=== Task to complete ===
Word for word, retype every entry in the listing.

=== Material for the task ===
'''

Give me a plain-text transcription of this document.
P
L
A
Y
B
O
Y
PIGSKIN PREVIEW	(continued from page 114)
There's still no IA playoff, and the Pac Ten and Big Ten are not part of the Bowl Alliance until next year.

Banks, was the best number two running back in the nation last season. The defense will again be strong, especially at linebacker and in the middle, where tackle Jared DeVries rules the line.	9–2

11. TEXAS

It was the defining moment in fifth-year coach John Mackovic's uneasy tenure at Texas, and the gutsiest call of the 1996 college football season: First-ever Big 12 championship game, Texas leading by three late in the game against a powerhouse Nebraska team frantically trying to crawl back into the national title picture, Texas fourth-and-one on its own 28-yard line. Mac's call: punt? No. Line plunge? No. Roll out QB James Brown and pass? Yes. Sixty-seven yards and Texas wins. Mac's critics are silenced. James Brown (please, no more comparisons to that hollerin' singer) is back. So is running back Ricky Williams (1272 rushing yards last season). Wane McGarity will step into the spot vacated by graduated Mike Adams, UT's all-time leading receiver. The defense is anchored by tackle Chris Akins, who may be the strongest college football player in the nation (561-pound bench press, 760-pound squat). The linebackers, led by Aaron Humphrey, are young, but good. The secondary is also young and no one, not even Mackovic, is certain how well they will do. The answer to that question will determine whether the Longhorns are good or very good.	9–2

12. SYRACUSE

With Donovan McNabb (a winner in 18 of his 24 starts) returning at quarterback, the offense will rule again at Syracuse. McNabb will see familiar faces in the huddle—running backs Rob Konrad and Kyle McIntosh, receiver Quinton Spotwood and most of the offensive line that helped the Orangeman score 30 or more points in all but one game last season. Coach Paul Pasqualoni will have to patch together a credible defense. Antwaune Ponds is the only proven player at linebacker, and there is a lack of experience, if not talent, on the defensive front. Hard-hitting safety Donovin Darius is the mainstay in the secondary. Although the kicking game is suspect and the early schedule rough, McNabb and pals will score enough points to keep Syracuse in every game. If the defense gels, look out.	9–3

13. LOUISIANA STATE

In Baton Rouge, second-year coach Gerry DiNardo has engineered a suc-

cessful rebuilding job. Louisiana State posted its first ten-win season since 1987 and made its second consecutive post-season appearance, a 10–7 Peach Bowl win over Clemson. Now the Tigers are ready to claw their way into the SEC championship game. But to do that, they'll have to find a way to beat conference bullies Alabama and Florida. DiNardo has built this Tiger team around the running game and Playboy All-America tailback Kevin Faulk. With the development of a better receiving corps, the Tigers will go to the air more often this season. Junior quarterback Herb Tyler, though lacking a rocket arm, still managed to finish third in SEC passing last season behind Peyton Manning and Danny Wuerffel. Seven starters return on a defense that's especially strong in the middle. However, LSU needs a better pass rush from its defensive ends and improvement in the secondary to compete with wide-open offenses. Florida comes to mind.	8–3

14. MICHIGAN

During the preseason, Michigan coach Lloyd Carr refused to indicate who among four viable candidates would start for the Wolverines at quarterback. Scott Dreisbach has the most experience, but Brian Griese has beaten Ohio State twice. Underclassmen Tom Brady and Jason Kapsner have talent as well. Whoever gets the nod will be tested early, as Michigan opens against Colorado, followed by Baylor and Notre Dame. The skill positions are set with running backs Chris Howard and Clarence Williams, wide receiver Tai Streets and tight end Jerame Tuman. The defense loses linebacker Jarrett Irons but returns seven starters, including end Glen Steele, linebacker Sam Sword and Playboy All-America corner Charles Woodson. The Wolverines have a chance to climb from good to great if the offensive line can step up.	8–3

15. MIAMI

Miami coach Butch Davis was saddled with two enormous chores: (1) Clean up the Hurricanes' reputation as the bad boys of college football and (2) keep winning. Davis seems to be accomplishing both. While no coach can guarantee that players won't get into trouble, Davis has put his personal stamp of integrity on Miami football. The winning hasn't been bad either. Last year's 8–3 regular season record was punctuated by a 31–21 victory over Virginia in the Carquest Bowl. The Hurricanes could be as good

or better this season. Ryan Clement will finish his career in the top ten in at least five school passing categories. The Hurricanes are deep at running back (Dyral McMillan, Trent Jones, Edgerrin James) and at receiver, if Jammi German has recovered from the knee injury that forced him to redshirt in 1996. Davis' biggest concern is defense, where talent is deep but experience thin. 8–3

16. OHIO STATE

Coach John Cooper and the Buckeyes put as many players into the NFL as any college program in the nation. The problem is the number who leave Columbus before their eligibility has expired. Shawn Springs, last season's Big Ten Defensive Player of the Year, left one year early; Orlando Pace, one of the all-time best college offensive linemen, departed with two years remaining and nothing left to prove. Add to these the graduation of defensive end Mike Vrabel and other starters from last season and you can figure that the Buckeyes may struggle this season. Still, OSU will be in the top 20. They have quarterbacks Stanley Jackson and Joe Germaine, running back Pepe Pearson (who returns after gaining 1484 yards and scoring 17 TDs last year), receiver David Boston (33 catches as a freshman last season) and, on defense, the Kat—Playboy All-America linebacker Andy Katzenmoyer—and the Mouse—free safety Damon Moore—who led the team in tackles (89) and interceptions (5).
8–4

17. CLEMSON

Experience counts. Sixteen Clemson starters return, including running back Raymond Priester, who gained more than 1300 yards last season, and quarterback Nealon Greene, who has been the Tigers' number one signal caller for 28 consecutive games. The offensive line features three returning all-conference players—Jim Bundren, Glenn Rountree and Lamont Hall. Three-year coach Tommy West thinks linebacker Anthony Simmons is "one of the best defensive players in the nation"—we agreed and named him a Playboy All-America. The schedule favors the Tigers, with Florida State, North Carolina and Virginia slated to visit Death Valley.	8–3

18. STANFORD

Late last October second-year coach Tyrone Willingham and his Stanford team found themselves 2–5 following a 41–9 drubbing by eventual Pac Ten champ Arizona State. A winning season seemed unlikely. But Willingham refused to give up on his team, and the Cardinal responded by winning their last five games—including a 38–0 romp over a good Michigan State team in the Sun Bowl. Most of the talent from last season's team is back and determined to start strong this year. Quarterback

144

'''

=== Full solution ===
Give me a plain-text transcription of this document.
P
L
A
Y
B
O
Y
PIGSKIN PREVIEW	(continued from page 114)
There's still no IA playoff, and the Pac Ten and Big Ten are not part of the Bowl Alliance until next year.

Banks, was the best number two running back in the nation last season. The defense will again be strong, especially at linebacker and in the middle, where tackle Jared DeVries rules the line.	9–2

11. TEXAS

It was the defining moment in fifth-year coach John Mackovic's uneasy tenure at Texas, and the gutsiest call of the 1996 college football season: First-ever Big 12 championship game, Texas leading by three late in the game against a powerhouse Nebraska team frantically trying to crawl back into the national title picture, Texas fourth-and-one on its own 28-yard line. Mac's call: punt? No. Line plunge? No. Roll out QB James Brown and pass? Yes. Sixty-seven yards and Texas wins. Mac's critics are silenced. James Brown (please, no more comparisons to that hollerin' singer) is back. So is running back Ricky Williams (1272 rushing yards last season). Wane McGarity will step into the spot vacated by graduated Mike Adams, UT's all-time leading receiver. The defense is anchored by tackle Chris Akins, who may be the strongest college football player in the nation (561-pound bench press, 760-pound squat). The linebackers, led by Aaron Humphrey, are young, but good. The secondary is also young and no one, not even Mackovic, is certain how well they will do. The answer to that question will determine whether the Longhorns are good or very good.	9–2

12. SYRACUSE

With Donovan McNabb (a winner in 18 of his 24 starts) returning at quarterback, the offense will rule again at Syracuse. McNabb will see familiar faces in the huddle—running backs Rob Konrad and Kyle McIntosh, receiver Quinton Spotwood and most of the offensive line that helped the Orangeman score 30 or more points in all but one game last season. Coach Paul Pasqualoni will have to patch together a credible defense. Antwaune Ponds is the only proven player at linebacker, and there is a lack of experience, if not talent, on the defensive front. Hard-hitting safety Donovin Darius is the mainstay in the secondary. Although the kicking game is suspect and the early schedule rough, McNabb and pals will score enough points to keep Syracuse in every game. If the defense gels, look out.	9–3

13. LOUISIANA STATE

In Baton Rouge, second-year coach Gerry DiNardo has engineered a suc-

cessful rebuilding job. Louisiana State posted its first ten-win season since 1987 and made its second consecutive post-season appearance, a 10–7 Peach Bowl win over Clemson. Now the Tigers are ready to claw their way into the SEC championship game. But to do that, they'll have to find a way to beat conference bullies Alabama and Florida. DiNardo has built this Tiger team around the running game and Playboy All-America tailback Kevin Faulk. With the development of a better receiving corps, the Tigers will go to the air more often this season. Junior quarterback Herb Tyler, though lacking a rocket arm, still managed to finish third in SEC passing last season behind Peyton Manning and Danny Wuerffel. Seven starters return on a defense that's especially strong in the middle. However, LSU needs a better pass rush from its defensive ends and improvement in the secondary to compete with wide-open offenses. Florida comes to mind.	8–3

14. MICHIGAN

During the preseason, Michigan coach Lloyd Carr refused to indicate who among four viable candidates would start for the Wolverines at quarterback. Scott Dreisbach has the most experience, but Brian Griese has beaten Ohio State twice. Underclassmen Tom Brady and Jason Kapsner have talent as well. Whoever gets the nod will be tested early, as Michigan opens against Colorado, followed by Baylor and Notre Dame. The skill positions are set with running backs Chris Howard and Clarence Williams, wide receiver Tai Streets and tight end Jerame Tuman. The defense loses linebacker Jarrett Irons but returns seven starters, including end Glen Steele, linebacker Sam Sword and Playboy All-America corner Charles Woodson. The Wolverines have a chance to climb from good to great if the offensive line can step up.	8–3

15. MIAMI

Miami coach Butch Davis was saddled with two enormous chores: (1) Clean up the Hurricanes' reputation as the bad boys of college football and (2) keep winning. Davis seems to be accomplishing both. While no coach can guarantee that players won't get into trouble, Davis has put his personal stamp of integrity on Miami football. The winning hasn't been bad either. Last year's 8–3 regular season record was punctuated by a 31–21 victory over Virginia in the Carquest Bowl. The Hurricanes could be as good

or better this season. Ryan Clement will finish his career in the top ten in at least five school passing categories. The Hurricanes are deep at running back (Dyral McMillan, Trent Jones, Edgerrin James) and at receiver, if Jammi German has recovered from the knee injury that forced him to redshirt in 1996. Davis' biggest concern is defense, where talent is deep but experience thin. 8–3

16. OHIO STATE

Coach John Cooper and the Buckeyes put as many players into the NFL as any college program in the nation. The problem is the number who leave Columbus before their eligibility has expired. Shawn Springs, last season's Big Ten Defensive Player of the Year, left one year early; Orlando Pace, one of the all-time best college offensive linemen, departed with two years remaining and nothing left to prove. Add to these the graduation of defensive end Mike Vrabel and other starters from last season and you can figure that the Buckeyes may struggle this season. Still, OSU will be in the top 20. They have quarterbacks Stanley Jackson and Joe Germaine, running back Pepe Pearson (who returns after gaining 1484 yards and scoring 17 TDs last year), receiver David Boston (33 catches as a freshman last season) and, on defense, the Kat—Playboy All-America linebacker Andy Katzenmoyer—and the Mouse—free safety Damon Moore—who led the team in tackles (89) and interceptions (5).
8–4

17. CLEMSON

Experience counts. Sixteen Clemson starters return, including running back Raymond Priester, who gained more than 1300 yards last season, and quarterback Nealon Greene, who has been the Tigers' number one signal caller for 28 consecutive games. The offensive line features three returning all-conference players—Jim Bundren, Glenn Rountree and Lamont Hall. Three-year coach Tommy West thinks linebacker Anthony Simmons is "one of the best defensive players in the nation"—we agreed and named him a Playboy All-America. The schedule favors the Tigers, with Florida State, North Carolina and Virginia slated to visit Death Valley.	8–3

18. STANFORD

Late last October second-year coach Tyrone Willingham and his Stanford team found themselves 2–5 following a 41–9 drubbing by eventual Pac Ten champ Arizona State. A winning season seemed unlikely. But Willingham refused to give up on his team, and the Cardinal responded by winning their last five games—including a 38–0 romp over a good Michigan State team in the Sun Bowl. Most of the talent from last season's team is back and determined to start strong this year. Quarterback

144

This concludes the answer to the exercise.